**Given records**

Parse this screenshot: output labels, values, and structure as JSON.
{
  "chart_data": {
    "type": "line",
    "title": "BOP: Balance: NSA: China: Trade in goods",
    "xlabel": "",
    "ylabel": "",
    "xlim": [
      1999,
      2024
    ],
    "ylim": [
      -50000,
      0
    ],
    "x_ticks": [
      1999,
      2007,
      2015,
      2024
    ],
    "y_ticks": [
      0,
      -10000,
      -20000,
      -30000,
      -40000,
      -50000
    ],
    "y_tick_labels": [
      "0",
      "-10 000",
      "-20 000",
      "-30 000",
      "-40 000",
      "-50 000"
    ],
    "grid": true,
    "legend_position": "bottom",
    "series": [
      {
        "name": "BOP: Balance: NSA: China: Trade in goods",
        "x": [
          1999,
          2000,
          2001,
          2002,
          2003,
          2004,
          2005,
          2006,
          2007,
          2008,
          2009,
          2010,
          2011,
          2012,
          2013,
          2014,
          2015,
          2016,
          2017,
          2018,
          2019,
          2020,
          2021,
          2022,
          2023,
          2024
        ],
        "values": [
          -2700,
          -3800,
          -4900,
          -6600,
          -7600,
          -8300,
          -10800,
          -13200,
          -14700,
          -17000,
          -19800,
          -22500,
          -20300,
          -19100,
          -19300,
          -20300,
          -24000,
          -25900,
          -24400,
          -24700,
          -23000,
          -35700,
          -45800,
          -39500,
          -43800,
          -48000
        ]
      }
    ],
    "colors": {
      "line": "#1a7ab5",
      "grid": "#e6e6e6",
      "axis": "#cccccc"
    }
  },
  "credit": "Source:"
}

**Your task**
Look through the entries above; copy every line holding the string "Trade".

**Completed exercise**
    "title": "BOP: Balance: NSA: China: Trade in goods",
        "name": "BOP: Balance: NSA: China: Trade in goods",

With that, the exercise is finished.